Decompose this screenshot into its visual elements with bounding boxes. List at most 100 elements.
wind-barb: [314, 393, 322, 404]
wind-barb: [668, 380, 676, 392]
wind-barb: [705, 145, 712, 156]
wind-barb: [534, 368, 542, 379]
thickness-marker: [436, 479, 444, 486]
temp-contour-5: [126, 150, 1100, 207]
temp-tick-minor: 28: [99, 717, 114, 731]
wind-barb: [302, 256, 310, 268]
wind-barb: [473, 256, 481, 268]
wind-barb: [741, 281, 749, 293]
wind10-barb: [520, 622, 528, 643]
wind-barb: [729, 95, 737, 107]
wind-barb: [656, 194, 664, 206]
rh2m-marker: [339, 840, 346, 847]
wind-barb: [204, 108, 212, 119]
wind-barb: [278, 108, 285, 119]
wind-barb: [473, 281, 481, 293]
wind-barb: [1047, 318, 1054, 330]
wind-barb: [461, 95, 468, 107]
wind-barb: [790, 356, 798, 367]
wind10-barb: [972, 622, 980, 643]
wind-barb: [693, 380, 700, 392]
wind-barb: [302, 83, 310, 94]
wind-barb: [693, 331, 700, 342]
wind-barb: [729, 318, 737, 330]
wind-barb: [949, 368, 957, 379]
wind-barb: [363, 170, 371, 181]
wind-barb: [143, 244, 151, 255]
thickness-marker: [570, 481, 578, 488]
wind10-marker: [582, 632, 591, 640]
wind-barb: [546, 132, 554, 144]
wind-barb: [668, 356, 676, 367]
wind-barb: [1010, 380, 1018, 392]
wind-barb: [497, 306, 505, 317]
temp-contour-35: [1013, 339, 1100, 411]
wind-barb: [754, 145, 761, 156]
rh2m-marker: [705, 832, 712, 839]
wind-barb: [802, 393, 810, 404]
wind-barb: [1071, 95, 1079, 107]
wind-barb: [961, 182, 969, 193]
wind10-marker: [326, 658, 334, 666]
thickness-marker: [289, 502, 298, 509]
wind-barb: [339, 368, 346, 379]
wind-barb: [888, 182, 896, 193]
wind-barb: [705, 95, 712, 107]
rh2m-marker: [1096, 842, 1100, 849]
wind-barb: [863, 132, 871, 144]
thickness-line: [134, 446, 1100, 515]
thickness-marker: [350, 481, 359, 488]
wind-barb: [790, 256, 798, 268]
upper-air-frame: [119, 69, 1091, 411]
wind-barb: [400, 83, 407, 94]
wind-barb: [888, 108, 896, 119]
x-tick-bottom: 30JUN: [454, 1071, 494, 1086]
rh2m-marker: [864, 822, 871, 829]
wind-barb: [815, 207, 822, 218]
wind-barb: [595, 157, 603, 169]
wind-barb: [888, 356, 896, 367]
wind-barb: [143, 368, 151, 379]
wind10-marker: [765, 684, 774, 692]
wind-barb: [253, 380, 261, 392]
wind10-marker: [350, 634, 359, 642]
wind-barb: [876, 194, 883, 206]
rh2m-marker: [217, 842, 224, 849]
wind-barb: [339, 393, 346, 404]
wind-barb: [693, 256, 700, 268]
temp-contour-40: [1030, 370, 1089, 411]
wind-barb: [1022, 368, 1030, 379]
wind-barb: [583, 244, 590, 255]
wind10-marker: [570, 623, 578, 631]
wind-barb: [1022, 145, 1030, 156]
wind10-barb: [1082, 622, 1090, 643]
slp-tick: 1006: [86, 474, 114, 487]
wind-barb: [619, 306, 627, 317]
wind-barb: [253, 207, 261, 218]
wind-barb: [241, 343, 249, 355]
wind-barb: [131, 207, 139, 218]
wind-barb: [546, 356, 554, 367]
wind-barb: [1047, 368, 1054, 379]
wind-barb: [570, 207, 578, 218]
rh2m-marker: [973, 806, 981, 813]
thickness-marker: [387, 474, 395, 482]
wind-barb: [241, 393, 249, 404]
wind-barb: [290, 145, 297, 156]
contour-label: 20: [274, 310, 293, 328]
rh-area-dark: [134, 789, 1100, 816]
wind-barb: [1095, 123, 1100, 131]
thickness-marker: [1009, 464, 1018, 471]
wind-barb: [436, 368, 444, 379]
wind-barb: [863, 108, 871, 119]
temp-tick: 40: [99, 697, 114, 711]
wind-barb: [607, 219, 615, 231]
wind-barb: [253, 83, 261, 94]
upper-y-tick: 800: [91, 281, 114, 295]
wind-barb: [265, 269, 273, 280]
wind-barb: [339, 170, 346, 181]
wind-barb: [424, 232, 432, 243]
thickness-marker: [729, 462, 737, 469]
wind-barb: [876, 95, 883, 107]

• _PROBLEM DESCRIPTION_
Can you reproduce the data above verbatim, from its very first line through the line containing "temp-tick-minor: 28: [99, 717, 114, 731]", with both of those lines included?

• _RESULT OF THIS TASK_
Decompose this screenshot into its visual elements with bounding boxes. List at most 100 elements.
wind-barb: [314, 393, 322, 404]
wind-barb: [668, 380, 676, 392]
wind-barb: [705, 145, 712, 156]
wind-barb: [534, 368, 542, 379]
thickness-marker: [436, 479, 444, 486]
temp-contour-5: [126, 150, 1100, 207]
temp-tick-minor: 28: [99, 717, 114, 731]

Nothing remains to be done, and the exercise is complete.